• [Given problem]: Below are some records. Say how many of their lines include the string "stargazers", giving only the number.

• [Records shown]:
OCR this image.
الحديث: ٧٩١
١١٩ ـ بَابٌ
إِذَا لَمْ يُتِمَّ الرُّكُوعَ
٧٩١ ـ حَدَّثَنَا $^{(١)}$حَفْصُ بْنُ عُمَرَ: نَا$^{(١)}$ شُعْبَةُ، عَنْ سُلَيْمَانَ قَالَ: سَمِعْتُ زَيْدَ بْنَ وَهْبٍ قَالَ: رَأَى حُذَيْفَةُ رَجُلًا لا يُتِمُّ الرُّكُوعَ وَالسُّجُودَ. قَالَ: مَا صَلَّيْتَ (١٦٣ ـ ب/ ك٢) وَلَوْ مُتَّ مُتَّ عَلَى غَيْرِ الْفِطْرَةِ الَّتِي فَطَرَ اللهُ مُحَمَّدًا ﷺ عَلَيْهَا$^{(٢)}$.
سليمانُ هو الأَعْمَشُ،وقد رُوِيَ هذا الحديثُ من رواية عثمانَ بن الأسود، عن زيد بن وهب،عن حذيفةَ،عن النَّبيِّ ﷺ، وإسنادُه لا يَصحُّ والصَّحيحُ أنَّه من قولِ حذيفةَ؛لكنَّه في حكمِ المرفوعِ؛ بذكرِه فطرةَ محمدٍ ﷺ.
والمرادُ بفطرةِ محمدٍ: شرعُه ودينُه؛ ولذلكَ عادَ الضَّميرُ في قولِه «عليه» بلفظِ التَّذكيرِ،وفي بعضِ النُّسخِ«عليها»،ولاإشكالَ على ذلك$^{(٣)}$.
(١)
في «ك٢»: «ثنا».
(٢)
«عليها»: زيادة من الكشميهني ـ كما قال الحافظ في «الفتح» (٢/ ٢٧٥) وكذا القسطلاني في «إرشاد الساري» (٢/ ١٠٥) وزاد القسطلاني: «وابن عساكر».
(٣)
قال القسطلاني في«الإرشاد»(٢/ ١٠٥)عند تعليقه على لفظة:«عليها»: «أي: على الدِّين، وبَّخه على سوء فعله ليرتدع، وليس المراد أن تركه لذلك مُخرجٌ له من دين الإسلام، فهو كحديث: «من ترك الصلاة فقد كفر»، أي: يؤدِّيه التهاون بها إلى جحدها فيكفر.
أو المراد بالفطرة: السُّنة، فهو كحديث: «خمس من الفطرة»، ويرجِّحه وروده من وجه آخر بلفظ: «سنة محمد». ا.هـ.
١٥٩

==

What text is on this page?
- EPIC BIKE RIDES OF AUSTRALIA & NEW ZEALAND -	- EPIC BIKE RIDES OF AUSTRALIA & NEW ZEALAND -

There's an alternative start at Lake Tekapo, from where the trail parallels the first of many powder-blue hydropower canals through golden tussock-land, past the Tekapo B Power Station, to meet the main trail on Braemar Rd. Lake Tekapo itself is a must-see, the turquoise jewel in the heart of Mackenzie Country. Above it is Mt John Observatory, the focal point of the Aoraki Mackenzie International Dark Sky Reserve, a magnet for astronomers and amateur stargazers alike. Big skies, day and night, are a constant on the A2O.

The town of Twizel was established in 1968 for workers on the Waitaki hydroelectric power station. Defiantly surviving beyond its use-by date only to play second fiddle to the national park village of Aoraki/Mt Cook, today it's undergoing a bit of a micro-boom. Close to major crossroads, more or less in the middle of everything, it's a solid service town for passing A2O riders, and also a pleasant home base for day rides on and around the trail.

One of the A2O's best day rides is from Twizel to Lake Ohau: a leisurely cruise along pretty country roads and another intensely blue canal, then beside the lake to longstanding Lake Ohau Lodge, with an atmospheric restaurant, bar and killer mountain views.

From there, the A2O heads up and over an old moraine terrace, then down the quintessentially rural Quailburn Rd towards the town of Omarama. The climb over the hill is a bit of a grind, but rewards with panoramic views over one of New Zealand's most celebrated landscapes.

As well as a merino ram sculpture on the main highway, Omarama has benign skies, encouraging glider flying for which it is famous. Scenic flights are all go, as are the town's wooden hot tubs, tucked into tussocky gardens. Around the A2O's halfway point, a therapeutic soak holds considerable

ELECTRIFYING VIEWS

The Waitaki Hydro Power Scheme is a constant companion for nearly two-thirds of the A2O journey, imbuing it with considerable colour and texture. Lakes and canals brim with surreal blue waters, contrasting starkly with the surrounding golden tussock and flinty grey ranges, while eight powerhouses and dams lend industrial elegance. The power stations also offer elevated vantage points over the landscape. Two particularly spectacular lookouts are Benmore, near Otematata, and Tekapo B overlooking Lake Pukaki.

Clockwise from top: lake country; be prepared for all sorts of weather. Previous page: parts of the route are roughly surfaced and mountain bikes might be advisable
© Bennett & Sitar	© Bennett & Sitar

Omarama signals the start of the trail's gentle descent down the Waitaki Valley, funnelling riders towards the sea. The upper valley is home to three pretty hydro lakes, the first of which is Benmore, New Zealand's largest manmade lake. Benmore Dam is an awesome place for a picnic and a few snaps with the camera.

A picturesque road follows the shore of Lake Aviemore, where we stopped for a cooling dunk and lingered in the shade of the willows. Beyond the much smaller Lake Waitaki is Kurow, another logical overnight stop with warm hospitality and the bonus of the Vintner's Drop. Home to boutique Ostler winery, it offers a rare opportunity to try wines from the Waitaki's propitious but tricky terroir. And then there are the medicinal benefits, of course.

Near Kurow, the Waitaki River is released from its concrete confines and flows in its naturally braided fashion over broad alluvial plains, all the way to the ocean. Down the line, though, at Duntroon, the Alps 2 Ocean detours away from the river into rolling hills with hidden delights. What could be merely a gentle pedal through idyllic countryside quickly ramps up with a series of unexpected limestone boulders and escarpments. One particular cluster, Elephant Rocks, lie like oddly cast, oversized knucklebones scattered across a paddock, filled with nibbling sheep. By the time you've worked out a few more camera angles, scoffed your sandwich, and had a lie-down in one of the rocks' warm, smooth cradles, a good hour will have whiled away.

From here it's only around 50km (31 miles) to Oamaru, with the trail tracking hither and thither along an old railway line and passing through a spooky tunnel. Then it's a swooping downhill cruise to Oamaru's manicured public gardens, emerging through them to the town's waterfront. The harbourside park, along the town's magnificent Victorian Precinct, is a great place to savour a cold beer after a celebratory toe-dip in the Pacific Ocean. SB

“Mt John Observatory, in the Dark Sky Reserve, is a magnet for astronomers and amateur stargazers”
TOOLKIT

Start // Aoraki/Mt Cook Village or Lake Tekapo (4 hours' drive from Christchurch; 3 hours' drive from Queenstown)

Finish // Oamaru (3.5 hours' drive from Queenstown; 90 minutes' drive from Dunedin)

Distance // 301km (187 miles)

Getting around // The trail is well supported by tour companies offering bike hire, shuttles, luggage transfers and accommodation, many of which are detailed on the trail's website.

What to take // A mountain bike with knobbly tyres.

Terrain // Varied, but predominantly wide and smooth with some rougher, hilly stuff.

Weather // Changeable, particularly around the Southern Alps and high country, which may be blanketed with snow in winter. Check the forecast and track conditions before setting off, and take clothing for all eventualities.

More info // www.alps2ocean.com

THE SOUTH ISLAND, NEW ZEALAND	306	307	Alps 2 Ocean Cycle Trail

• [Written solution]: 2